• Problem to work on: Wherever "this" appears in a line, copy that line.

• Raw records:
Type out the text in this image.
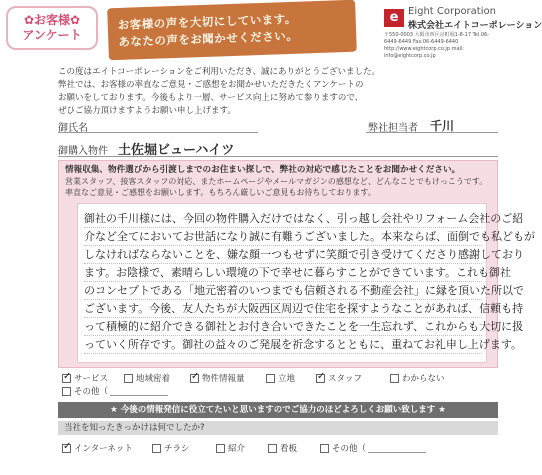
✿お客様✿
アンケート
お客様の声を大切にしています。
あなたの声をお聞かせください。
e Eight Corporation
株式会社エイトコーポレーション
〒550-0003 大阪市西区京町堀1-8-17 Tel.06-6449-6449 Fax.06-6449-6440 http://www.eightcorp.co.jp mail: info@eightcorp.co.jp
この度はエイトコーポレーションをご利用いただき、誠にありがとうございました。
弊社では、お客様の率直なご意見・ご感想をお聞かせいただきたくアンケートの
お願いをしております。今後もより一層、サービス向上に努めて参りますので、
ぜひご協力頂けますようお願い申し上げます。
御氏名	弊社担当者 千川
御購入物件 土佐堀ビューハイツ
情報収集、物件選びから引渡しまでのお住まい探しで、弊社の対応で感じたことをお聞かせください。
営業スタッフ、接客スタッフの対応、またホームページやメールマガジンの感想など、どんなことでもけっこうです。
率直なご意見・ご感想をお願いします。もちろん厳しいご意見もお待ちしております。
御社の千川様には、今回の物件購入だけではなく、引っ越し会社やリフォーム会社のご紹
介など全てにおいてお世話になり誠に有難うございました。本来ならば、面倒でも私どもが
しなければならないことを、嫌な顔一つもせずに笑顔で引き受けてくださり感謝しており
ます。お陰様で、素晴らしい環境の下で幸せに暮らすことができています。これも御社
のコンセプトである「地元密着のいつまでも信頼される不動産会社」に縁を頂いた所以で
ございます。今後、友人たちが大阪西区周辺で住宅を探すようなことがあれば、信頼も持
って積極的に紹介できる御社とお付き合いできたことを一生忘れず、これからも大切に扱
っていく所存です。御社の益々のご発展を祈念するとともに、重ねてお礼申し上げます。
✓
サービス	地域密着 ✓	物件情報量	立地 ✓	スタッフ	わからない
その他（
★ 今後の情報発信に役立てたいと思いますのでご協力のほどよろしくお願い致します ★
当社を知ったきっかけは何でしたか?
✓
インターネット	チラシ	紹介	看板	その他（
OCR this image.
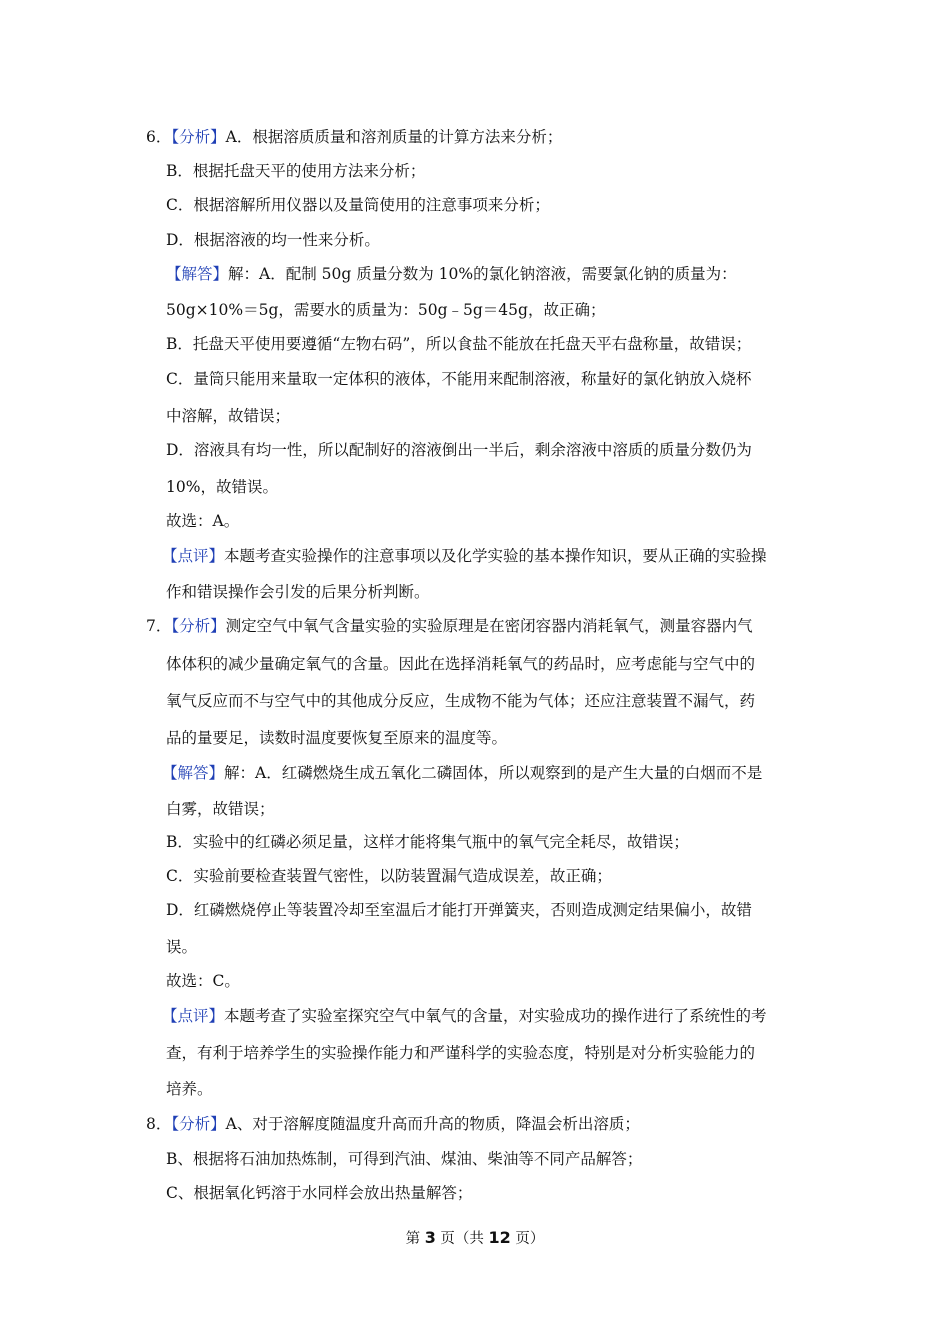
6．【分析】A．根据溶质质量和溶剂质量的计算方法来分析；
B．根据托盘天平的使用方法来分析；
C．根据溶解所用仪器以及量筒使用的注意事项来分析；
D．根据溶液的均一性来分析。
【解答】解：A．配制 50g 质量分数为 10%的氯化钠溶液，需要氯化钠的质量为：
50g×10%＝5g，需要水的质量为：50g﹣5g＝45g，故正确；
B．托盘天平使用要遵循“左物右码”，所以食盐不能放在托盘天平右盘称量，故错误；
C．量筒只能用来量取一定体积的液体，不能用来配制溶液，称量好的氯化钠放入烧杯
中溶解，故错误；
D．溶液具有均一性，所以配制好的溶液倒出一半后，剩余溶液中溶质的质量分数仍为
10%，故错误。
故选：A。
【点评】本题考查实验操作的注意事项以及化学实验的基本操作知识，要从正确的实验操
作和错误操作会引发的后果分析判断。
7．【分析】测定空气中氧气含量实验的实验原理是在密闭容器内消耗氧气，测量容器内气
体体积的减少量确定氧气的含量。因此在选择消耗氧气的药品时，应考虑能与空气中的
氧气反应而不与空气中的其他成分反应，生成物不能为气体；还应注意装置不漏气，药
品的量要足，读数时温度要恢复至原来的温度等。
【解答】解：A．红磷燃烧生成五氧化二磷固体，所以观察到的是产生大量的白烟而不是
白雾，故错误；
B．实验中的红磷必须足量，这样才能将集气瓶中的氧气完全耗尽，故错误；
C．实验前要检查装置气密性，以防装置漏气造成误差，故正确；
D．红磷燃烧停止等装置冷却至室温后才能打开弹簧夹，否则造成测定结果偏小，故错
误。
故选：C。
【点评】本题考查了实验室探究空气中氧气的含量，对实验成功的操作进行了系统性的考
查，有利于培养学生的实验操作能力和严谨科学的实验态度，特别是对分析实验能力的
培养。
8．【分析】A、对于溶解度随温度升高而升高的物质，降温会析出溶质；
B、根据将石油加热炼制，可得到汽油、煤油、柴油等不同产品解答；
C、根据氧化钙溶于水同样会放出热量解答；
第 3 页（共 12 页）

• Solution:
Type out the text in this image.
OCR this image.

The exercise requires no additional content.